= Dataset entries =
---

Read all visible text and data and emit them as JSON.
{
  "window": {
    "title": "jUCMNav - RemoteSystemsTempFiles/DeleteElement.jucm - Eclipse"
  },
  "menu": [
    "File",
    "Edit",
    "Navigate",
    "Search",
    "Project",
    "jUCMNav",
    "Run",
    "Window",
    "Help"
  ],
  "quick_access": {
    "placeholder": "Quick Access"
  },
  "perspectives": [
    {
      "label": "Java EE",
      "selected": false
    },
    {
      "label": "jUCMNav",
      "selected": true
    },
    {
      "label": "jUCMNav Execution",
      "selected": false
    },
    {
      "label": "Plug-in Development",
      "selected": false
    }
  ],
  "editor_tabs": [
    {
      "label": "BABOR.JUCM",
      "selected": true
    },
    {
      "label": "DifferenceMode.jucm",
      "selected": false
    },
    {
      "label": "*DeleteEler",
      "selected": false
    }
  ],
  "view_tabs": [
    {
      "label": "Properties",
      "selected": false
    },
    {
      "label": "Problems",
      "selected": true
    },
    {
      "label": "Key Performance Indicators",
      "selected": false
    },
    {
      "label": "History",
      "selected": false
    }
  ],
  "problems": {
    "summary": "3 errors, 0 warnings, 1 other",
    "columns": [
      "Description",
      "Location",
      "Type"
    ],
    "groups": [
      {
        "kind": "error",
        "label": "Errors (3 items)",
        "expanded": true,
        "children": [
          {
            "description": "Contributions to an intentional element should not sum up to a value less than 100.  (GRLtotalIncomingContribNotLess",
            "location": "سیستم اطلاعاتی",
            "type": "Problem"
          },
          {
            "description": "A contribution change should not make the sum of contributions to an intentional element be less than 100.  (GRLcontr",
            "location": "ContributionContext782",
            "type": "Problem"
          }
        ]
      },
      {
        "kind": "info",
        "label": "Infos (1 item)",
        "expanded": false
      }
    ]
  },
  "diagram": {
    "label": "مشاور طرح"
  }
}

---

= Problem to work on =
Locate all lines holding the word "than", then copy them out.

= Task response =
            "description": "Contributions to an intentional element should not sum up to a value less than 100.  (GRLtotalIncomingContribNotLess",
            "description": "A contribution change should not make the sum of contributions to an intentional element be less than 100.  (GRLcontr",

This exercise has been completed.